Все рухнуло. Куда идти дальше? Зачем? А идти приходится, потому что остановиться императору невозможно. Тем более – вернуться в прошлое. Да и кто из нас, куда как менее обремененный, может это совершить? Странные мини-паузы взгляда Калигулы – как искры Благодати среди всей окружающей его людской грязи. Душевная чистота возникает из миазмов порока. "Нет лучше оружья, чем быть безоружным"27 – не это ли сейчас играет Меньшиков, завораживая внезапной беззащитностью, слабостью, которых Калигула сам в себе не подозревал. Таков, мне кажется, один из кратеров московского спектакля по Камю. Но еще не финал истории Гая Цезаря.
Калигула дал актеру почву, основу, чтобы заговорить на еще одну близкую ему тему – тему поражения. Обычно оно сопутствует его героям. Выношенная ими идея (Робеспьер, Калигула, позже – Андрей Плетнев в картине "Дюба-дюба", Чацкий) при всем различии масштабов ее, превращает персонажей Меньшикова в вероятного или возможного мессию. Но она столь же непременно обваливается, и ничего немыслимо спасти из задуманного замысла. Грандиозного, как у Калигулы, например. Тогда остается единственное смерть.
В этом плане Олег Меньшиков со всей полнотой следует идее экзистенциалиста Альбера Камю. Для экзистенциалистов критерий нравственности в согласии поведения человека с его единичной сущностью, с его единичным существованием. Норматив экзистенциалистской нравственности смерть в согласии с самим собой. Внутреннее согласие, внутреннее умиротворение – и есть высшее нравственное состояние, позволяющее прийти к высвобождению...
Боится ли Калигула смерти? Боится. Но этот страх отбрасывает Гая Цезаря к самому себе, тому, каким он увидел себя и ужаснулся. Чем ближе к заключительной сцене, тем меньше в Калигуле упоения, им самим все время подстегиваемого относительно его могущества, его роли безнаказанного убийцы. Кажется, прямо на наших глазах он медленно сжимается, презирая себя за страх, охватывающий его и сковывающий его мускулы при мысли о приближающейся неминуемой гибели. Но ведь он и ищет смерть, поняв, что идет по дороге, которая никуда не ведет. Что его свобода – ложная свобода.

_ _ _ _ _ _ _

◆ **ЧТО ТРЕБУЕТСЯ**:
(1) Что, по словам текста о «Калигуле», служит для экзистенциалистов критерием нравственности?
(2) Выпишите из текста о «Калигуле» фрагмент, начиная со слов «Все рухнуло. Куда» и заканчивая словами «истории Гая Цезаря.».
Приведённые далее строки для работы не понадобятся.

◆ **ИСХОДНЫЕ ДАННЫЕ**:
_ _ _ _ _ _ _

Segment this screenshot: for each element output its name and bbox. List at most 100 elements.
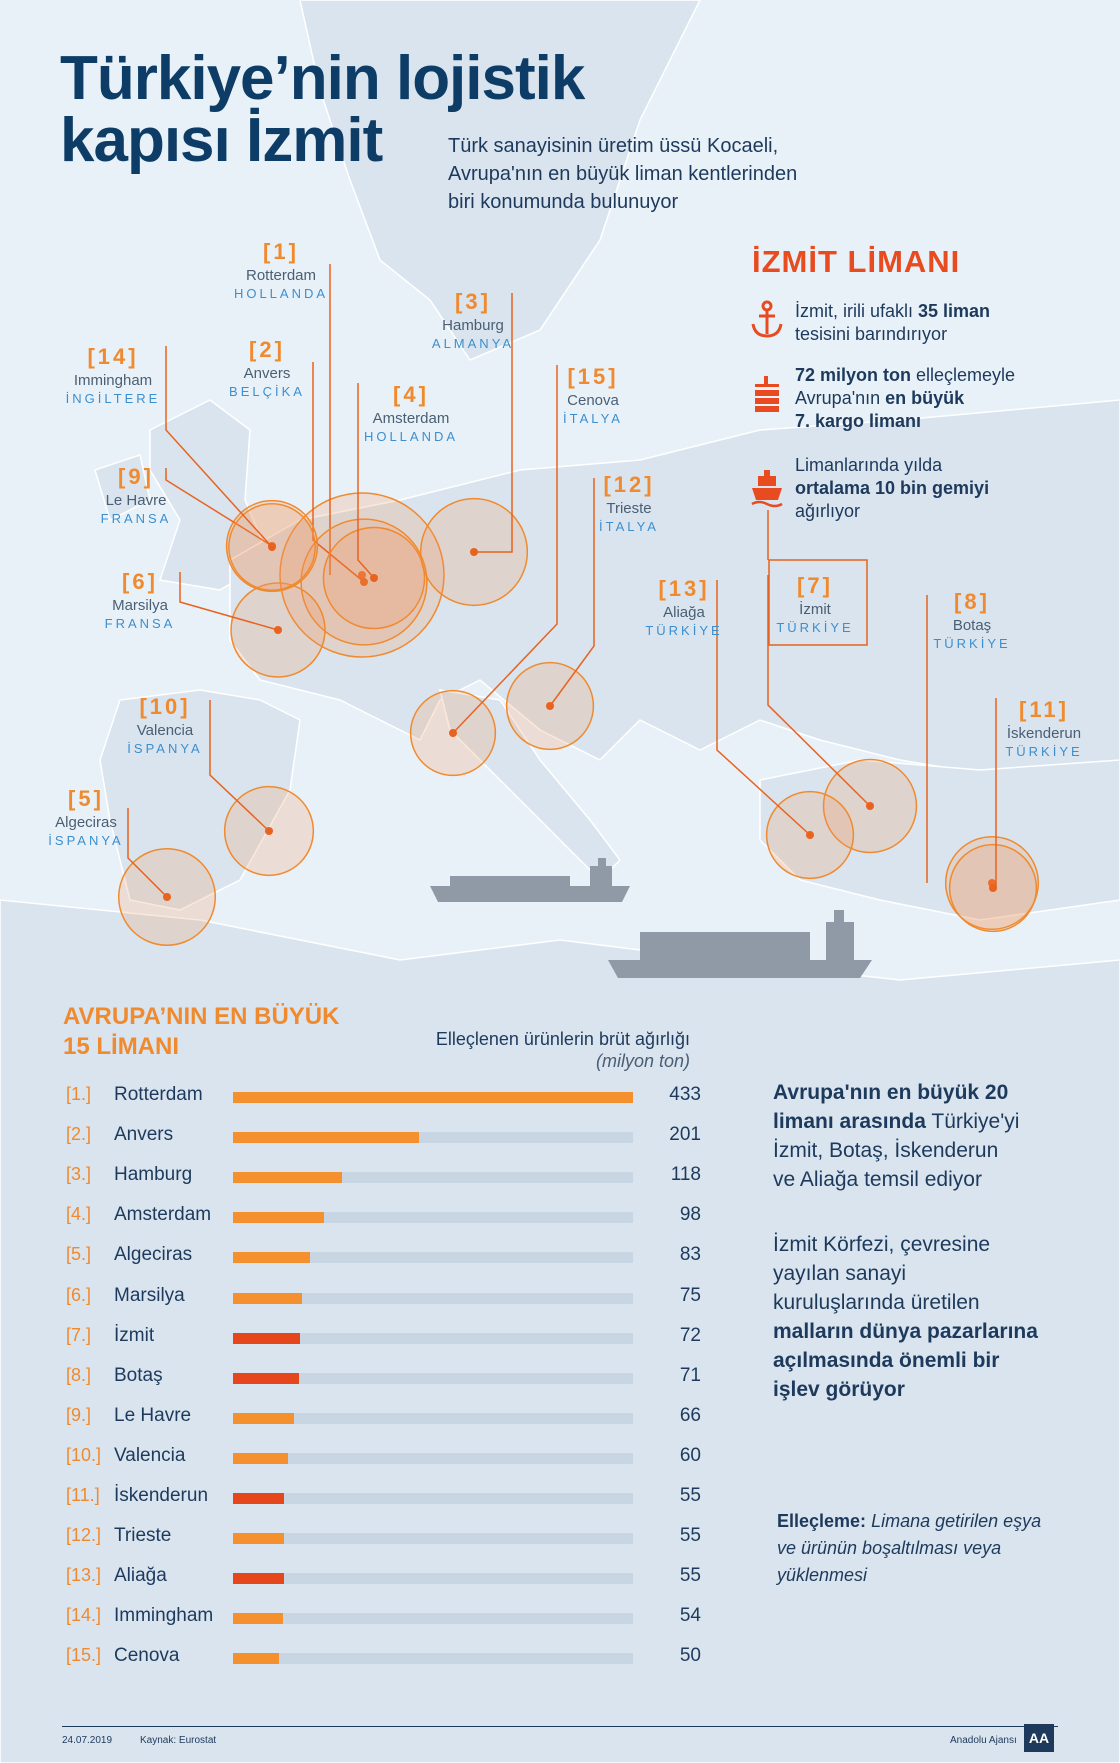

_ _ _ _ _ _ _

◆ **ОТВЕТЫ**:
(1) Согласие поведения человека с его единичной сущностью, с его единичным существованием.

(2)
Все рухнуло. Куда идти дальше? Зачем? А идти приходится, потому что остановиться императору невозможно. Тем более – вернуться в прошлое. Да и кто из нас, куда как менее обремененный, может это совершить? Странные мини-паузы взгляда Калигулы – как искры Благодати среди всей окружающей его людской грязи. Душевная чистота возникает из миазмов порока. "Нет лучше оружья, чем быть безоружным"27 – не это ли сейчас играет Меньшиков, завораживая внезапной беззащитностью, слабостью, которых Калигула сам в себе не подозревал. Таков, мне кажется, один из кратеров московского спектакля по Камю. Но еще не финал истории Гая Цезаря.